> _STATED TASK_
Repeat every line below exactly as it reads.

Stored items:

○ ○ ○ ○ ○ ○ ○

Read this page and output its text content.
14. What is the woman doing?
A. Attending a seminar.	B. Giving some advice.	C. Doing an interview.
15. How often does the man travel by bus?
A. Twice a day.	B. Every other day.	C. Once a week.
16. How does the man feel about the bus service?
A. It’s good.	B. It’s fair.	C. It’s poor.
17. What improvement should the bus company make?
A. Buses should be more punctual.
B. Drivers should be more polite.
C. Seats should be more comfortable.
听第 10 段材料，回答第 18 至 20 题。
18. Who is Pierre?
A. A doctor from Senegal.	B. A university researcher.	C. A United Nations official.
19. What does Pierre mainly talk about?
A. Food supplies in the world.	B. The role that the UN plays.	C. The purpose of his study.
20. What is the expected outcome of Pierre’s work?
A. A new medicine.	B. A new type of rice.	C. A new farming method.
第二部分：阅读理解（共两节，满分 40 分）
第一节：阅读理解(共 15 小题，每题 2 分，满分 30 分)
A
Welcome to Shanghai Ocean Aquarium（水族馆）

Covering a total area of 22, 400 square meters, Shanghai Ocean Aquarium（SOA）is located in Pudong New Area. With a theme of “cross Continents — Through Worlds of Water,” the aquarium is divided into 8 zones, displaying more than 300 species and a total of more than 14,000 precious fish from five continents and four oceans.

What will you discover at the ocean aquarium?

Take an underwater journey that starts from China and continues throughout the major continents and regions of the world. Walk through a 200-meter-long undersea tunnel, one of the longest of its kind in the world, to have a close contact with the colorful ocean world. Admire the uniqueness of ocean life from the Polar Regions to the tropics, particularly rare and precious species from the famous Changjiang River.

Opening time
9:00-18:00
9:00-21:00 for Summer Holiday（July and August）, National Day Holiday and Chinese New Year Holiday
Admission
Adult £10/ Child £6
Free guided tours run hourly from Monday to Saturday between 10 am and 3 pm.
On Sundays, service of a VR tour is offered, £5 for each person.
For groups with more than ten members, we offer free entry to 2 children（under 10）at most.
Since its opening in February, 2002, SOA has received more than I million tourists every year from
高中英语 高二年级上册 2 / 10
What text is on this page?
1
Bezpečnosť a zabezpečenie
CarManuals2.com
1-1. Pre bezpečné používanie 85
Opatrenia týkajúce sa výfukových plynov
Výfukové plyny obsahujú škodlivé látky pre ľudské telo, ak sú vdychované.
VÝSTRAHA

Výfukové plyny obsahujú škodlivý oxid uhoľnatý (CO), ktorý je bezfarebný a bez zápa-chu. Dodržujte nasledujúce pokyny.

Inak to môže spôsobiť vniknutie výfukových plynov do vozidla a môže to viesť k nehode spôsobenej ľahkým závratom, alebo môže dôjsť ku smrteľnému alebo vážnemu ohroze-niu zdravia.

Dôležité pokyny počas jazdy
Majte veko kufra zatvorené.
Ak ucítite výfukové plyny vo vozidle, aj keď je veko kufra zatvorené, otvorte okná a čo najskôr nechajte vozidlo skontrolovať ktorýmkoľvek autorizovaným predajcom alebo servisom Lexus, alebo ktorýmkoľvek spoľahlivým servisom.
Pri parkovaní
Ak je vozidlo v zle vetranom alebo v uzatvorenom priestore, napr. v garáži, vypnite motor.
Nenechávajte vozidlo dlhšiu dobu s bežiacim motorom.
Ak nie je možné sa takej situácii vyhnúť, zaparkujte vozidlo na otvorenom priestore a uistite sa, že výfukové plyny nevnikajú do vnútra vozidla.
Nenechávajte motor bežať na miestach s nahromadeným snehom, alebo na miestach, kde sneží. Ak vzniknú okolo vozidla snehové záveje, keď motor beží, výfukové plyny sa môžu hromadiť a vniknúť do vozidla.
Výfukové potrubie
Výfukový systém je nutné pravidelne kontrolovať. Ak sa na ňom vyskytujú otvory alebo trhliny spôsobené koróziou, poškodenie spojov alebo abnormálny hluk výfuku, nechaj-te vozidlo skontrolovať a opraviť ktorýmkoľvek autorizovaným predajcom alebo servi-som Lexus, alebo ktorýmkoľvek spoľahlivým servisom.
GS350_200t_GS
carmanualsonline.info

○ ○ ○ ○ ○ ○ ○

> _COMPLETE OUTPUT_
Read this page and output its text content.
14. What is the woman doing?
A. Attending a seminar.	B. Giving some advice.	C. Doing an interview.
15. How often does the man travel by bus?
A. Twice a day.	B. Every other day.	C. Once a week.
16. How does the man feel about the bus service?
A. It’s good.	B. It’s fair.	C. It’s poor.
17. What improvement should the bus company make?
A. Buses should be more punctual.
B. Drivers should be more polite.
C. Seats should be more comfortable.
听第 10 段材料，回答第 18 至 20 题。
18. Who is Pierre?
A. A doctor from Senegal.	B. A university researcher.	C. A United Nations official.
19. What does Pierre mainly talk about?
A. Food supplies in the world.	B. The role that the UN plays.	C. The purpose of his study.
20. What is the expected outcome of Pierre’s work?
A. A new medicine.	B. A new type of rice.	C. A new farming method.
第二部分：阅读理解（共两节，满分 40 分）
第一节：阅读理解(共 15 小题，每题 2 分，满分 30 分)
A
Welcome to Shanghai Ocean Aquarium（水族馆）

Covering a total area of 22, 400 square meters, Shanghai Ocean Aquarium（SOA）is located in Pudong New Area. With a theme of “cross Continents — Through Worlds of Water,” the aquarium is divided into 8 zones, displaying more than 300 species and a total of more than 14,000 precious fish from five continents and four oceans.

What will you discover at the ocean aquarium?

Take an underwater journey that starts from China and continues throughout the major continents and regions of the world. Walk through a 200-meter-long undersea tunnel, one of the longest of its kind in the world, to have a close contact with the colorful ocean world. Admire the uniqueness of ocean life from the Polar Regions to the tropics, particularly rare and precious species from the famous Changjiang River.

Opening time
9:00-18:00
9:00-21:00 for Summer Holiday（July and August）, National Day Holiday and Chinese New Year Holiday
Admission
Adult £10/ Child £6
Free guided tours run hourly from Monday to Saturday between 10 am and 3 pm.
On Sundays, service of a VR tour is offered, £5 for each person.
For groups with more than ten members, we offer free entry to 2 children（under 10）at most.
Since its opening in February, 2002, SOA has received more than I million tourists every year from
高中英语 高二年级上册 2 / 10
What text is on this page?
1
Bezpečnosť a zabezpečenie
CarManuals2.com
1-1. Pre bezpečné používanie 85
Opatrenia týkajúce sa výfukových plynov
Výfukové plyny obsahujú škodlivé látky pre ľudské telo, ak sú vdychované.
VÝSTRAHA

Výfukové plyny obsahujú škodlivý oxid uhoľnatý (CO), ktorý je bezfarebný a bez zápa-chu. Dodržujte nasledujúce pokyny.

Inak to môže spôsobiť vniknutie výfukových plynov do vozidla a môže to viesť k nehode spôsobenej ľahkým závratom, alebo môže dôjsť ku smrteľnému alebo vážnemu ohroze-niu zdravia.

Dôležité pokyny počas jazdy
Majte veko kufra zatvorené.
Ak ucítite výfukové plyny vo vozidle, aj keď je veko kufra zatvorené, otvorte okná a čo najskôr nechajte vozidlo skontrolovať ktorýmkoľvek autorizovaným predajcom alebo servisom Lexus, alebo ktorýmkoľvek spoľahlivým servisom.
Pri parkovaní
Ak je vozidlo v zle vetranom alebo v uzatvorenom priestore, napr. v garáži, vypnite motor.
Nenechávajte vozidlo dlhšiu dobu s bežiacim motorom.
Ak nie je možné sa takej situácii vyhnúť, zaparkujte vozidlo na otvorenom priestore a uistite sa, že výfukové plyny nevnikajú do vnútra vozidla.
Nenechávajte motor bežať na miestach s nahromadeným snehom, alebo na miestach, kde sneží. Ak vzniknú okolo vozidla snehové záveje, keď motor beží, výfukové plyny sa môžu hromadiť a vniknúť do vozidla.
Výfukové potrubie
Výfukový systém je nutné pravidelne kontrolovať. Ak sa na ňom vyskytujú otvory alebo trhliny spôsobené koróziou, poškodenie spojov alebo abnormálny hluk výfuku, nechaj-te vozidlo skontrolovať a opraviť ktorýmkoľvek autorizovaným predajcom alebo servi-som Lexus, alebo ktorýmkoľvek spoľahlivým servisom.
GS350_200t_GS
carmanualsonline.info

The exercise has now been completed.